▸ ASSIGNMENT
Return, from the lines below, each one that includes the word "Escritorio".

▸ DATA SUPPLIED
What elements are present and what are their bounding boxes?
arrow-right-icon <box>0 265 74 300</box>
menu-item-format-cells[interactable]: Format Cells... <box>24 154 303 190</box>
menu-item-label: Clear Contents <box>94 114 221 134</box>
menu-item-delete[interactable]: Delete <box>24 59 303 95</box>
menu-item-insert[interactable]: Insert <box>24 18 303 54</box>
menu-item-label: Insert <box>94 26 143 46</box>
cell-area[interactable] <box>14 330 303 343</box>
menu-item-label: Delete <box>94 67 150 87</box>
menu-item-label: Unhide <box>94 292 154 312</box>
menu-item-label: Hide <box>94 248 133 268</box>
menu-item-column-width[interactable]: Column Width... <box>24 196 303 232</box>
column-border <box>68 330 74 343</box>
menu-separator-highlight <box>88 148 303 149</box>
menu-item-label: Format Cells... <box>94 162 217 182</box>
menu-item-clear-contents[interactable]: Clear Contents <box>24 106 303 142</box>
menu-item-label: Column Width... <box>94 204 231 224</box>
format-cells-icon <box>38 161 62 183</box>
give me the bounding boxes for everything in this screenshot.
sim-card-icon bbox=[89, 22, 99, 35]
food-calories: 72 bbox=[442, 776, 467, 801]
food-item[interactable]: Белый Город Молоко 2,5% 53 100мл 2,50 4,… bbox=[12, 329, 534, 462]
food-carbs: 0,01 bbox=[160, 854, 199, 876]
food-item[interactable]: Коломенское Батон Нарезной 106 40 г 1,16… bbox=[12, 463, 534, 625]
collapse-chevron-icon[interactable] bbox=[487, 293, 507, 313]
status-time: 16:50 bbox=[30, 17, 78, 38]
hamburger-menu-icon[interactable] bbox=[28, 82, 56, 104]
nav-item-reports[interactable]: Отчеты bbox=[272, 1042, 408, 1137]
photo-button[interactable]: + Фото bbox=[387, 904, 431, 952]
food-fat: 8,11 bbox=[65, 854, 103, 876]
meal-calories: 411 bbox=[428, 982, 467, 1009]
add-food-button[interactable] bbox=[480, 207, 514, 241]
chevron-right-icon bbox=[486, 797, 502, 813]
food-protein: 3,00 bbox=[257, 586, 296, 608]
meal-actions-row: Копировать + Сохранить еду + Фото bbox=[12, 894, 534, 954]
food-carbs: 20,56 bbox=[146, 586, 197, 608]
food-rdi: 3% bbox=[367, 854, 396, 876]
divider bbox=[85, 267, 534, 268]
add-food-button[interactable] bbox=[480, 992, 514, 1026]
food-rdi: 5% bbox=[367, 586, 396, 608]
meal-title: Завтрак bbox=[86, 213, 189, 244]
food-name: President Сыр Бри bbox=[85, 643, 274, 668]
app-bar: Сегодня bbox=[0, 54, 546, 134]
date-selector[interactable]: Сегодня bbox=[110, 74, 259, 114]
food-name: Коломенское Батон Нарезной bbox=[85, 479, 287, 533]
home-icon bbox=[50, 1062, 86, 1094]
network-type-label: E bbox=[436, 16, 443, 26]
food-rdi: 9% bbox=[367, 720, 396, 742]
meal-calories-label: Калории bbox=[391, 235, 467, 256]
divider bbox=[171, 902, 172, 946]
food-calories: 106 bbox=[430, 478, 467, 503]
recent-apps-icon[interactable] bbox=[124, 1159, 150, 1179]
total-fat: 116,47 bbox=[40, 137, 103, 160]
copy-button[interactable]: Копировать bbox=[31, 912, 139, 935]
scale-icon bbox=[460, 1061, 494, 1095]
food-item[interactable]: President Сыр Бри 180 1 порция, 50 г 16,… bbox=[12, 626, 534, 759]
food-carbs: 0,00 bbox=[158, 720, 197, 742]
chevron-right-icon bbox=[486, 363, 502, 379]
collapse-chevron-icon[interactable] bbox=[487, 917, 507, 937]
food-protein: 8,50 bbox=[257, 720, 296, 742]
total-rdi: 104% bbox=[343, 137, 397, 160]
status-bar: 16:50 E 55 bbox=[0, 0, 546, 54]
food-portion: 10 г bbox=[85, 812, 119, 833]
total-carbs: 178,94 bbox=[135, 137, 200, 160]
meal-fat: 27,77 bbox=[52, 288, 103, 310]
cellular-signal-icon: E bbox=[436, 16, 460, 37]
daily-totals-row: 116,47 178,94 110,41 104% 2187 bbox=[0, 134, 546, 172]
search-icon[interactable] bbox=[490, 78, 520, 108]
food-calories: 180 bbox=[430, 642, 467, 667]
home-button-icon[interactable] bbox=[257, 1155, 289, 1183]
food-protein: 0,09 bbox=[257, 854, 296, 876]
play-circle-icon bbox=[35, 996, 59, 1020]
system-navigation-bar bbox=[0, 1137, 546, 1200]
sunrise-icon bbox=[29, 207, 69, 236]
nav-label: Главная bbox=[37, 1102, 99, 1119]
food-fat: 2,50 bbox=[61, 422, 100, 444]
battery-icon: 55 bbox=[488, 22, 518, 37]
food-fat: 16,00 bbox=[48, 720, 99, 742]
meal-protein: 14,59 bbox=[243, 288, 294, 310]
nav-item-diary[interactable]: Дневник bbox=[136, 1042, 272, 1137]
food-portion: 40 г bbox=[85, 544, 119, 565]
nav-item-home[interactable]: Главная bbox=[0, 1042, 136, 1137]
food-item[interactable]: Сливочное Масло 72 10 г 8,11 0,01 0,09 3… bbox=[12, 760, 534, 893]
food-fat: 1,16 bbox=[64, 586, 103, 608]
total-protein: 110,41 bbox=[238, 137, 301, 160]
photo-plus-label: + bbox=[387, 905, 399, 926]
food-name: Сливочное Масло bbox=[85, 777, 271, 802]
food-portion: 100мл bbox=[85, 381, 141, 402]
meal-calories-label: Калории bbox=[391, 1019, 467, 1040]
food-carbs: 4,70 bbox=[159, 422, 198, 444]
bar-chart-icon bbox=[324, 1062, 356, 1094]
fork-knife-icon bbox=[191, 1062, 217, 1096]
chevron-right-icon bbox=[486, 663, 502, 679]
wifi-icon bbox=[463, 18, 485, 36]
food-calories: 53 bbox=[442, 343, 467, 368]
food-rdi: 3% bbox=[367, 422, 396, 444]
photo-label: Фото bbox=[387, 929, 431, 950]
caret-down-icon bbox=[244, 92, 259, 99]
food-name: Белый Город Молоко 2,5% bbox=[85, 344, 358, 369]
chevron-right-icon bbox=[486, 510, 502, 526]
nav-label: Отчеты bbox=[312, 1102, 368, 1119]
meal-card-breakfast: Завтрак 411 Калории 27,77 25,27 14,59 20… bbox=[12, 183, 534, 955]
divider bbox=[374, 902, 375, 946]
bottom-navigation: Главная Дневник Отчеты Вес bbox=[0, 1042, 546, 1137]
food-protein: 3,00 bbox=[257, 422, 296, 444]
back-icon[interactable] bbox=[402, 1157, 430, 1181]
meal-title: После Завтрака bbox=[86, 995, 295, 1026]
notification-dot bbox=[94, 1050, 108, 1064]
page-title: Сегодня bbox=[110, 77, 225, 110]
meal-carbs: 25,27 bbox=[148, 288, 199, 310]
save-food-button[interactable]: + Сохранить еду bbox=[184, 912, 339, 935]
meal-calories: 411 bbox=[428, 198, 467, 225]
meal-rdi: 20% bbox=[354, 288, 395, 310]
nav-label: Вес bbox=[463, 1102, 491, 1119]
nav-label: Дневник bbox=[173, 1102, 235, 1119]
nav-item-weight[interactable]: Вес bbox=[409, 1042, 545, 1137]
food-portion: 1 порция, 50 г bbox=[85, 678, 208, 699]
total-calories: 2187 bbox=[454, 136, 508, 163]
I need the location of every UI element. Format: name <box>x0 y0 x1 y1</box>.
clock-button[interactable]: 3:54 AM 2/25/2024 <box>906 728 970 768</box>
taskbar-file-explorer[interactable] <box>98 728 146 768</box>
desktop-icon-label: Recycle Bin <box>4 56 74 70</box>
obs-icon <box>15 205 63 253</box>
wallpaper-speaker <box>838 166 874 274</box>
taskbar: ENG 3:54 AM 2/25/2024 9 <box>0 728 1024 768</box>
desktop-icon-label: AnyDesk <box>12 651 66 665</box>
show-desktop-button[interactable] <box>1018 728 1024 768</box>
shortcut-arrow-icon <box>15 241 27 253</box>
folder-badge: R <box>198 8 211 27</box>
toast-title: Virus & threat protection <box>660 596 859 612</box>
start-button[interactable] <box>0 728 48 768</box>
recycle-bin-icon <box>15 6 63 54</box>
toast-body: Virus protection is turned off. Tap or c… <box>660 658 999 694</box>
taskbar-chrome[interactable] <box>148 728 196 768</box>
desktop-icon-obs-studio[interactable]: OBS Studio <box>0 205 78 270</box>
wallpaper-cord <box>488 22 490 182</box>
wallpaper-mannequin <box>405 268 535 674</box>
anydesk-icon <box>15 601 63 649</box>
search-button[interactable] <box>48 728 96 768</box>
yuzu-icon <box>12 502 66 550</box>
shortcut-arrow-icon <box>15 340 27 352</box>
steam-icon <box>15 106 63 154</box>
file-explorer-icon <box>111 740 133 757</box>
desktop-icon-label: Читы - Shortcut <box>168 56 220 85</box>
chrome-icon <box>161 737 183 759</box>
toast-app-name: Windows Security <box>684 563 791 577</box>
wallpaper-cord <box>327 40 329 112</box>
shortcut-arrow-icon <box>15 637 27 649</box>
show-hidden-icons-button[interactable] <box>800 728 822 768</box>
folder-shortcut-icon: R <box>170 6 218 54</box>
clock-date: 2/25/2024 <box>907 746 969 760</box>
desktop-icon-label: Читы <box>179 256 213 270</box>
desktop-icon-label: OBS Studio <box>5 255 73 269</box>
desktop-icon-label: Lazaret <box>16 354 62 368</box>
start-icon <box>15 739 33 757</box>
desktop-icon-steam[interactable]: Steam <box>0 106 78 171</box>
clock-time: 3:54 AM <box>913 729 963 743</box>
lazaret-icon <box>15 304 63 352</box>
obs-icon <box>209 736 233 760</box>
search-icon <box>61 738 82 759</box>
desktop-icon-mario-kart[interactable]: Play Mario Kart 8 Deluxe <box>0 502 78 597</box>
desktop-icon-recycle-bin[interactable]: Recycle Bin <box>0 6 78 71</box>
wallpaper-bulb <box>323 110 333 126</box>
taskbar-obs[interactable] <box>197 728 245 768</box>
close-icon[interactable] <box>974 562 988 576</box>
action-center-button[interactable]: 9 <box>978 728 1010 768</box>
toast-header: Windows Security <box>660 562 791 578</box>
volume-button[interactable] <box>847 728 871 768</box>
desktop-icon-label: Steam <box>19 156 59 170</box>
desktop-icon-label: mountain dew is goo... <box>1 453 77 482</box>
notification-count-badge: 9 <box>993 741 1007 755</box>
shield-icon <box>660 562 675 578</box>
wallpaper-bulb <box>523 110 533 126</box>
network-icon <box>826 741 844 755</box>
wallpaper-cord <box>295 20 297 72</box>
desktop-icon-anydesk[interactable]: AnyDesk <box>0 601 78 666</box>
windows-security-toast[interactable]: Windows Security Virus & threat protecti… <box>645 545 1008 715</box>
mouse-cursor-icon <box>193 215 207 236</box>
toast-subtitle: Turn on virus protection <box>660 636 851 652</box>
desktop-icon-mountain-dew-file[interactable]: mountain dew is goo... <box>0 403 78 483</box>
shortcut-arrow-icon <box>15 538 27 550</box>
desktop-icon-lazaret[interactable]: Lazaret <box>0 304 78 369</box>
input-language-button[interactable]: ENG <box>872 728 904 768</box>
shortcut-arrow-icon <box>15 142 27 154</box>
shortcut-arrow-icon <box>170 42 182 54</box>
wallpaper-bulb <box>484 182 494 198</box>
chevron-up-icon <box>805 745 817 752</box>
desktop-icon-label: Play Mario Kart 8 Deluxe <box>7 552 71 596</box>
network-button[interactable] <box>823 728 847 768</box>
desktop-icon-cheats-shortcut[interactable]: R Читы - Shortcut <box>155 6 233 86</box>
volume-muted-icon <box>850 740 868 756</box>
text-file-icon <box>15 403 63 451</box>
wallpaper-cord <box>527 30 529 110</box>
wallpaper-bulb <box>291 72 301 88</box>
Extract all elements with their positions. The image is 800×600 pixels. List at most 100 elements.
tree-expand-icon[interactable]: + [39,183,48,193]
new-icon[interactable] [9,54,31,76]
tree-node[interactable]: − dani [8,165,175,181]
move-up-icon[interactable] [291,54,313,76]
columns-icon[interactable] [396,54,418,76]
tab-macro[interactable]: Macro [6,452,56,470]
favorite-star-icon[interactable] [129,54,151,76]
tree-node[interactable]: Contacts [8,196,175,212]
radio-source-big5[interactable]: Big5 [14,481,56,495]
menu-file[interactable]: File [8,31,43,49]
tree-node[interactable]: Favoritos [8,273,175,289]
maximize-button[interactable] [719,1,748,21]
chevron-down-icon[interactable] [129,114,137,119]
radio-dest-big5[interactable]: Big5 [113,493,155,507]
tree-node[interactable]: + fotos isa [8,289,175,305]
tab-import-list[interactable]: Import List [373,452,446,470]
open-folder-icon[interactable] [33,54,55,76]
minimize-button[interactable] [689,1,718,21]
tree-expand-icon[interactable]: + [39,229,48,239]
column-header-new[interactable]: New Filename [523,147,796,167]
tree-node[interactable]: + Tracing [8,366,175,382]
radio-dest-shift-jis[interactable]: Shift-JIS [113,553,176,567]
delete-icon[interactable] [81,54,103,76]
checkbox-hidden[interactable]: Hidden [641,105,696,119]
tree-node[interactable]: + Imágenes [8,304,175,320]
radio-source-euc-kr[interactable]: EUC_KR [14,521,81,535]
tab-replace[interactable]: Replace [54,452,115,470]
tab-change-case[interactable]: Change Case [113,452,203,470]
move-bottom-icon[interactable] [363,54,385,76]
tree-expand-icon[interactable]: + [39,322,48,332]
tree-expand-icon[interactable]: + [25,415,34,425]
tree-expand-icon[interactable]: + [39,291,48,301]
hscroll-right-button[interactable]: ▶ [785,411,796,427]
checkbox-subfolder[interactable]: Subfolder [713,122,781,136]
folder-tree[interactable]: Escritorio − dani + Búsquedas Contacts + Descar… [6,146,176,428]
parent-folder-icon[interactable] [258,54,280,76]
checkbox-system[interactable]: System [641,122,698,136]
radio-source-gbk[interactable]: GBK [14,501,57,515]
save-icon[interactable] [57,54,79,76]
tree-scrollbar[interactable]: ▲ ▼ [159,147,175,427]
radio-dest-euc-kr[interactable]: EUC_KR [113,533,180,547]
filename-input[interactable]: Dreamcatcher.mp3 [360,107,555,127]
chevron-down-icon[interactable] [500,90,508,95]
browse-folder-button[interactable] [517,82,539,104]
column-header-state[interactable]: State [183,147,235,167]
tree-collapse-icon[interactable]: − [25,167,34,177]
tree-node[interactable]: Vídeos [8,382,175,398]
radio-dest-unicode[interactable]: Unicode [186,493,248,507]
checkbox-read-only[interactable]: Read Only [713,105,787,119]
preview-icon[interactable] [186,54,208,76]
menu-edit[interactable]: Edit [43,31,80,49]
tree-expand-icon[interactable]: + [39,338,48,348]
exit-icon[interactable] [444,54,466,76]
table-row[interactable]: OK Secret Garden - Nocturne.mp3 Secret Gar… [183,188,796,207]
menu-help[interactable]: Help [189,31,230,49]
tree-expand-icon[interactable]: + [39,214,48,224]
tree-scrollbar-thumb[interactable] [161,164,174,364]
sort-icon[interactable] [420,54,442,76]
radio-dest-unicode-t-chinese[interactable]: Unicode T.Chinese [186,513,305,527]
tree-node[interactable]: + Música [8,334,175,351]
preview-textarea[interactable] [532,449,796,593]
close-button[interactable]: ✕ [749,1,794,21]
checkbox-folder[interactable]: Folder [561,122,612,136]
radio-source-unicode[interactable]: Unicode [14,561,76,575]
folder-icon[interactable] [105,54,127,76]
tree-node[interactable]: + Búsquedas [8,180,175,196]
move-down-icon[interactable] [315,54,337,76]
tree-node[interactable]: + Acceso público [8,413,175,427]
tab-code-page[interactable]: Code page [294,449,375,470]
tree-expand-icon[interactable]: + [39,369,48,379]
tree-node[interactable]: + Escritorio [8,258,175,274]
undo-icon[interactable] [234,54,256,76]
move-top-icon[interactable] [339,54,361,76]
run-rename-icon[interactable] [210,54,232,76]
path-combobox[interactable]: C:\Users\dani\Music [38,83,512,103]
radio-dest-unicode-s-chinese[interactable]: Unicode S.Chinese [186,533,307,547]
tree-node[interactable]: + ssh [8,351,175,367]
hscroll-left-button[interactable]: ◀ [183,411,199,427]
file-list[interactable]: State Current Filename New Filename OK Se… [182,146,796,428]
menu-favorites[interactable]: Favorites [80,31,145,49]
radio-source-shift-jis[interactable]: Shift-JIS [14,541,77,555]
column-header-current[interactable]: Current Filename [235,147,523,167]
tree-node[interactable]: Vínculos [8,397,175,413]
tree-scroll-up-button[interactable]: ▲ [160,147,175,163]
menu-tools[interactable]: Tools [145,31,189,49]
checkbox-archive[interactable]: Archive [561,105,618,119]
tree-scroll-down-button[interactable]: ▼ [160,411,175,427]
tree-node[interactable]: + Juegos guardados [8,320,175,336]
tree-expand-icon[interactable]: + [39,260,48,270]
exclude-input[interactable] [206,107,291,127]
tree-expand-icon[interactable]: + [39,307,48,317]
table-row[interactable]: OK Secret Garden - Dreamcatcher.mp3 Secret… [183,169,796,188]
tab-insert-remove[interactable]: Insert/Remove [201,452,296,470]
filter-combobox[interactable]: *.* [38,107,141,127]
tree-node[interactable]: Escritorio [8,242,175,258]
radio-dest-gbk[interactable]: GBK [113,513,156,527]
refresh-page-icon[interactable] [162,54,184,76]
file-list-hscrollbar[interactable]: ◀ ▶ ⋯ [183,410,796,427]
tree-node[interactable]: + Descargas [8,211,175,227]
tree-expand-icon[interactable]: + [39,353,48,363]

▸ SOLUTION TO THE PROBLEM
folder-tree[interactable]: Escritorio − dani + Búsquedas Contacts + Descar… [6,146,176,428]
tree-node[interactable]: + Escritorio [8,258,175,274]
tree-node[interactable]: Escritorio [8,242,175,258]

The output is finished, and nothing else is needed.